### [To do]
Return all lines that include the string "screenshot".

(Source data)
--- Start ---
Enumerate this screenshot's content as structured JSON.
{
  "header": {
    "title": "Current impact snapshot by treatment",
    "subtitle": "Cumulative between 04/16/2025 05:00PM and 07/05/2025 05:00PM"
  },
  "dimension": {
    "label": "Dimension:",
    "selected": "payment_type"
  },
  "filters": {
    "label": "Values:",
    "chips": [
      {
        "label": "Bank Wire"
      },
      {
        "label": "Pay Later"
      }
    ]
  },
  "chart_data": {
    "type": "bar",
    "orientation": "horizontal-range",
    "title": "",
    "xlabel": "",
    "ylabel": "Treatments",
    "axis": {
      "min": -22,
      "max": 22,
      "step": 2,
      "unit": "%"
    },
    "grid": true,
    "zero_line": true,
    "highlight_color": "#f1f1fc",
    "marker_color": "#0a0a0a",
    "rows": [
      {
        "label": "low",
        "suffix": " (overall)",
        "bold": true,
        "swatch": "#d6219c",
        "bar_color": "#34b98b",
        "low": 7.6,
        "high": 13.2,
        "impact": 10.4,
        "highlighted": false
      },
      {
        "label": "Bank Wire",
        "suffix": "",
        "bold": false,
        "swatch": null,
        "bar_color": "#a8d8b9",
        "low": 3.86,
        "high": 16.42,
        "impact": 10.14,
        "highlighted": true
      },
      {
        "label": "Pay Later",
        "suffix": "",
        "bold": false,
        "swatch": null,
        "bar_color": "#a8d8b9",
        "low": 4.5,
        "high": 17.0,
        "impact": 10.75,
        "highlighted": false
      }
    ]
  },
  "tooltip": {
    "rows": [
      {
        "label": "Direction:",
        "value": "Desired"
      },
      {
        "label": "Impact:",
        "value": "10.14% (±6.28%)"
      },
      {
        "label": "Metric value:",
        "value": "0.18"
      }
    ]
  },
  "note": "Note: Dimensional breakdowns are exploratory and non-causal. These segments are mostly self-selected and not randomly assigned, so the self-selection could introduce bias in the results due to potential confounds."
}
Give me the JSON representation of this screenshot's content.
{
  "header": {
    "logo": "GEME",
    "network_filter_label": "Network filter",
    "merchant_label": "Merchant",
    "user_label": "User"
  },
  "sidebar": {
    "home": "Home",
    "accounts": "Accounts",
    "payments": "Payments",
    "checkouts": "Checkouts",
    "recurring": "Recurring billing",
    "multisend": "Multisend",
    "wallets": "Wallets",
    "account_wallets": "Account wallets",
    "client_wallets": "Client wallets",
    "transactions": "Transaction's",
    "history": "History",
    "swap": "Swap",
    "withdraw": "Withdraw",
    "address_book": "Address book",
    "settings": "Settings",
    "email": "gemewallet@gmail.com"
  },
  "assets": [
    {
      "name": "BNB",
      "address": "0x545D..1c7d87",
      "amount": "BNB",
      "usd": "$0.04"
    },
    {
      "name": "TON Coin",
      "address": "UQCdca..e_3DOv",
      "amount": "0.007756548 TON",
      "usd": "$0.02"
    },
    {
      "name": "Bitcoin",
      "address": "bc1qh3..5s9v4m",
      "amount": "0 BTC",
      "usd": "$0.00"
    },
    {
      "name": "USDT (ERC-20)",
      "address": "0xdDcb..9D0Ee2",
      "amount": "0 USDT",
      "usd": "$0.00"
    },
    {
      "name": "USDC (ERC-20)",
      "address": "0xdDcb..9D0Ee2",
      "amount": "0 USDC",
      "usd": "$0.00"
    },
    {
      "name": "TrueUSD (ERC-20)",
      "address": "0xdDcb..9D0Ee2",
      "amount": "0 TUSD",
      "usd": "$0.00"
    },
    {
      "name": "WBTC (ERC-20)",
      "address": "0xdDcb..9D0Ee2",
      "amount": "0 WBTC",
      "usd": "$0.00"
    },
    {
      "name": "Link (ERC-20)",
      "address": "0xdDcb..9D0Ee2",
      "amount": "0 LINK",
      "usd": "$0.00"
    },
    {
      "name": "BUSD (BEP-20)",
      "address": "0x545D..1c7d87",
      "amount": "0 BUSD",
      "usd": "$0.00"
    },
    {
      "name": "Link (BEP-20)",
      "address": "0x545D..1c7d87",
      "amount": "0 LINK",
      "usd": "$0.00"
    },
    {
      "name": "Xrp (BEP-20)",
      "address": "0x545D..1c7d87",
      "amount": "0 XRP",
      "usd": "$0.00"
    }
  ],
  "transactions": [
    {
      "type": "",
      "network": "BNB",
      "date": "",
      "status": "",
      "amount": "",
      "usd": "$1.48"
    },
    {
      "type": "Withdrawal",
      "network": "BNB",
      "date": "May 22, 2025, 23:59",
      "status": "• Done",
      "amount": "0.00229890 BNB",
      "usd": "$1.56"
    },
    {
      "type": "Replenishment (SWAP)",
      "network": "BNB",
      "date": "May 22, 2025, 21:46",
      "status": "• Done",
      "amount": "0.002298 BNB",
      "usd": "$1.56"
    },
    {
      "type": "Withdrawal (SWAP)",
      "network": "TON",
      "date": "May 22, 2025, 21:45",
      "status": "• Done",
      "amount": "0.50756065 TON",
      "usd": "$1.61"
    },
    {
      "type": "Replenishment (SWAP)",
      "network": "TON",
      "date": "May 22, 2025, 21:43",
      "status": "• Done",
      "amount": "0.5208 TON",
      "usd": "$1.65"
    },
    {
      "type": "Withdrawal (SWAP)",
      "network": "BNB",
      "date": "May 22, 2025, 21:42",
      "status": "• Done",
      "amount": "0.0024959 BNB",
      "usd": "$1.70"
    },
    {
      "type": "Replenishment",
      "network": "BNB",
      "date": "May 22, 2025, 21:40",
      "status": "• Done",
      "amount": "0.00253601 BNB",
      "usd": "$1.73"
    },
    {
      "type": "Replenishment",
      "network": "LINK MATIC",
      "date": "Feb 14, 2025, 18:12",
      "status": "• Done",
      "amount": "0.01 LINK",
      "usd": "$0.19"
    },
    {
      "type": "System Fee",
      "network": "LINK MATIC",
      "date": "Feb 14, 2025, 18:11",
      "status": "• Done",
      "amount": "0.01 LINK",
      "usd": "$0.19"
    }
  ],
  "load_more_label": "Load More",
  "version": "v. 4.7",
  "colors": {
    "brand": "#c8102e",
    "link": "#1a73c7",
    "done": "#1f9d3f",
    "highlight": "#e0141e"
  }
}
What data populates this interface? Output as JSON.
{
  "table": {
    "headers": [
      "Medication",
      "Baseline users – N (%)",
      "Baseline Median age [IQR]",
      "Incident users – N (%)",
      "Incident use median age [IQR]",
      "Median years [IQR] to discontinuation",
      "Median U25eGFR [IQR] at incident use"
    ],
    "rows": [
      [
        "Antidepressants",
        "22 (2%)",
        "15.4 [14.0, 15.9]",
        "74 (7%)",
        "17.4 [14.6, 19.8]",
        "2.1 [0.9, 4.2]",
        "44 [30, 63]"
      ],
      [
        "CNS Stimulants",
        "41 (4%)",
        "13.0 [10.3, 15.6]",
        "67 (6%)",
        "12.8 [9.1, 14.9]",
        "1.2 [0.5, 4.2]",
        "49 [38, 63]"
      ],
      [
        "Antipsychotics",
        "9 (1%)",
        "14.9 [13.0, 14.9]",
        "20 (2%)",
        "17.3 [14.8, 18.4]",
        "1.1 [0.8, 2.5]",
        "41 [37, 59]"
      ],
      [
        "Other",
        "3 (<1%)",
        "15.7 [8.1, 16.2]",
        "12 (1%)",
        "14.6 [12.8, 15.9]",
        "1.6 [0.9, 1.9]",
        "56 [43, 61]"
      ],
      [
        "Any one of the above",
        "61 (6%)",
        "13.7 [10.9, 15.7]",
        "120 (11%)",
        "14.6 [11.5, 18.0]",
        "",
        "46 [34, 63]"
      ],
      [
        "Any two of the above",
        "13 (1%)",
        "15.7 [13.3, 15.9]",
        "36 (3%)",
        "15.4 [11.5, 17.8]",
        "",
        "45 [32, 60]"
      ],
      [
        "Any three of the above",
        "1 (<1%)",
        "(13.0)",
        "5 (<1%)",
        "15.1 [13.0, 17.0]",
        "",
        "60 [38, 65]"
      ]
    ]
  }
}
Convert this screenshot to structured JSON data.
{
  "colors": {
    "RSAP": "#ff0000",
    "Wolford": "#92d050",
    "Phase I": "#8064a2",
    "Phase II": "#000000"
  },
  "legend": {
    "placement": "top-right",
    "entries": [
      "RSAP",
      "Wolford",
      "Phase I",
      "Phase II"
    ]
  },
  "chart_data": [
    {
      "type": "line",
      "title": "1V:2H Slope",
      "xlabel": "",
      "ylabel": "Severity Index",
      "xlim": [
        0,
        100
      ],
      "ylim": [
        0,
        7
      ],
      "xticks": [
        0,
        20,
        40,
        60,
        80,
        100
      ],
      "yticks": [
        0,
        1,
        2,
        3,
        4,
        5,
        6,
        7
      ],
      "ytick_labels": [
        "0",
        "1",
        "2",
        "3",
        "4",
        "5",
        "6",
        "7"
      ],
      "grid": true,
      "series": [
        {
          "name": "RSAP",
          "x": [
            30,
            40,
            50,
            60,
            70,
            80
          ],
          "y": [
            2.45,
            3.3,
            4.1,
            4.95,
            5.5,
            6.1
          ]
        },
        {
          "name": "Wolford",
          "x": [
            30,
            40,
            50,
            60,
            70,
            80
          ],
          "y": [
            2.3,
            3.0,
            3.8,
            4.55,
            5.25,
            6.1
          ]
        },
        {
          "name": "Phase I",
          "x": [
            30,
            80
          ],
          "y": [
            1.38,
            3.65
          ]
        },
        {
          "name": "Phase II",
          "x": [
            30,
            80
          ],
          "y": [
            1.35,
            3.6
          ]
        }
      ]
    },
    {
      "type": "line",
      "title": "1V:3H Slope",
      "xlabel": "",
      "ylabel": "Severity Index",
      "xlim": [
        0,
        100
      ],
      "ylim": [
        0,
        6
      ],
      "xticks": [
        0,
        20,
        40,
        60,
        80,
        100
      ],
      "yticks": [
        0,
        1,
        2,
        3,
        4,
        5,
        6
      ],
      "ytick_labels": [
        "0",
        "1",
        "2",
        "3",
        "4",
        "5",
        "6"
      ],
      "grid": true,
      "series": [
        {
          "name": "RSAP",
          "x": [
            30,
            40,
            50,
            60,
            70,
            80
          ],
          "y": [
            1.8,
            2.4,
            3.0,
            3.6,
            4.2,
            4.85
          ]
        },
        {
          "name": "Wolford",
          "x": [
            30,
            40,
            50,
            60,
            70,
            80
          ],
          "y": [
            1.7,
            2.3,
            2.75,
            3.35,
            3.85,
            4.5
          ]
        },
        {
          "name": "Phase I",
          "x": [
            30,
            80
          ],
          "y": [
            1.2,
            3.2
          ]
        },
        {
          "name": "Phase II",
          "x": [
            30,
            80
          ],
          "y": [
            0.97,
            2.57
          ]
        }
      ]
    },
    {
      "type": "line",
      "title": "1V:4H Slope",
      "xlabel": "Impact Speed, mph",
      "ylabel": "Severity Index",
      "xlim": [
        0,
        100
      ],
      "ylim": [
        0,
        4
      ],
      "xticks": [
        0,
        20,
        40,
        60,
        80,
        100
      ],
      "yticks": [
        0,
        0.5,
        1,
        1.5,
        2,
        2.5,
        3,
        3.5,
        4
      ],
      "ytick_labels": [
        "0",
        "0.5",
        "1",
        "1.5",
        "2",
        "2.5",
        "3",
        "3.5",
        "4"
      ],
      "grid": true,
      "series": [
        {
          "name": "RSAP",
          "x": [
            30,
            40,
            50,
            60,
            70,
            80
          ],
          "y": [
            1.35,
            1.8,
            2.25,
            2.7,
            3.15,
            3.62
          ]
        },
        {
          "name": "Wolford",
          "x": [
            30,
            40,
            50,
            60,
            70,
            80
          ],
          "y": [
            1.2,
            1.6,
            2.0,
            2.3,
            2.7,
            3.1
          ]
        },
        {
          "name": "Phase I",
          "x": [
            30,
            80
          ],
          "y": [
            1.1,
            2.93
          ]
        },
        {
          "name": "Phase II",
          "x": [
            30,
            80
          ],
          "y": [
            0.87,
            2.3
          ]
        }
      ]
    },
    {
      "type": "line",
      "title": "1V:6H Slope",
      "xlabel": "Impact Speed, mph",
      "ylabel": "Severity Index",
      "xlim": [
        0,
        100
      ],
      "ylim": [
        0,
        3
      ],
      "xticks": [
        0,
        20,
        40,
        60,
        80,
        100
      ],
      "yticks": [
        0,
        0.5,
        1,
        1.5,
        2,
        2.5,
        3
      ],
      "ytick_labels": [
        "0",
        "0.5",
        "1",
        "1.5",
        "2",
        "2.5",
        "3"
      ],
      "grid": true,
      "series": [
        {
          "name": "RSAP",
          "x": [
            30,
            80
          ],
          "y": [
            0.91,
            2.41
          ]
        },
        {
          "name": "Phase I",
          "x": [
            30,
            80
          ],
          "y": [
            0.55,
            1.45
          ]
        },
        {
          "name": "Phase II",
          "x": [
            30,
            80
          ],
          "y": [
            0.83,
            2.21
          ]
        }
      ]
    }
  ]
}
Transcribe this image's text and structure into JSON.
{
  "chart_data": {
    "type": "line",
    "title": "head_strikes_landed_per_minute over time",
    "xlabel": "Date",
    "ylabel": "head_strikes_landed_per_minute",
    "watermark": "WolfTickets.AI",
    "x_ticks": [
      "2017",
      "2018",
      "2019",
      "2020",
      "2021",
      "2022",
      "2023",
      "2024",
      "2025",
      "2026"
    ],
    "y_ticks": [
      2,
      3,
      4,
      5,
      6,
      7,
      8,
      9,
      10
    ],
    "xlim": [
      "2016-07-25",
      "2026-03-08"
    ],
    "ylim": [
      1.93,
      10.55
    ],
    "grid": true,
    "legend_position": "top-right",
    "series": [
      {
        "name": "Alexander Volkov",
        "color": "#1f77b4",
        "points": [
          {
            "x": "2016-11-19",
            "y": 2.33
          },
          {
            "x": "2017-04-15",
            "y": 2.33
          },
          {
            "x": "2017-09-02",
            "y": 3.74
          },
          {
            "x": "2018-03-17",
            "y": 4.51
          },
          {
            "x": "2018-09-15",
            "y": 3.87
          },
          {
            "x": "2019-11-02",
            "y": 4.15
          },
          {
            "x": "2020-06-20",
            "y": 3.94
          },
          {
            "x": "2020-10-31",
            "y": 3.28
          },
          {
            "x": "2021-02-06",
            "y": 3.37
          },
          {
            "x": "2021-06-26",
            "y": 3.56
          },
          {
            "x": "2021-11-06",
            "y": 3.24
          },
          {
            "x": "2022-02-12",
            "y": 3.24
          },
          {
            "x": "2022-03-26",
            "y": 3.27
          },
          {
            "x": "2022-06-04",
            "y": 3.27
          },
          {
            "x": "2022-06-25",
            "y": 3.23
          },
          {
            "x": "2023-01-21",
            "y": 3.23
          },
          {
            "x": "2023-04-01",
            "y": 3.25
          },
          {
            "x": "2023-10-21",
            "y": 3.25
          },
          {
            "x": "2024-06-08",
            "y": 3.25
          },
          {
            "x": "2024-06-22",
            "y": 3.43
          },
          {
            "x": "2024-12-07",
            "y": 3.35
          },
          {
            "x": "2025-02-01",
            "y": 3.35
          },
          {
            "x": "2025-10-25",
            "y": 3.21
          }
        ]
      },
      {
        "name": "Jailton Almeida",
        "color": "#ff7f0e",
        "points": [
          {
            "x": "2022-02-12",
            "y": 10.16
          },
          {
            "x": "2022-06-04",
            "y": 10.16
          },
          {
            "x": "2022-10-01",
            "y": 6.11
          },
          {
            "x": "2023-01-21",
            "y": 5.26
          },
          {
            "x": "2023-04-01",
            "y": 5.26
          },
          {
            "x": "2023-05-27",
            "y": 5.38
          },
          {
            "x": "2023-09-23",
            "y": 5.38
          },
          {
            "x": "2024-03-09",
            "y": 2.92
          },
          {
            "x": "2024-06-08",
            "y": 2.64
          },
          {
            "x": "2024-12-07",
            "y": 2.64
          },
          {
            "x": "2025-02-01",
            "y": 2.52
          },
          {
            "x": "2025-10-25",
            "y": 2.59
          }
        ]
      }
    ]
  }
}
--- End ---
### [Written response]
Enumerate this screenshot's content as structured JSON.
Give me the JSON representation of this screenshot's content.
Convert this screenshot to structured JSON data.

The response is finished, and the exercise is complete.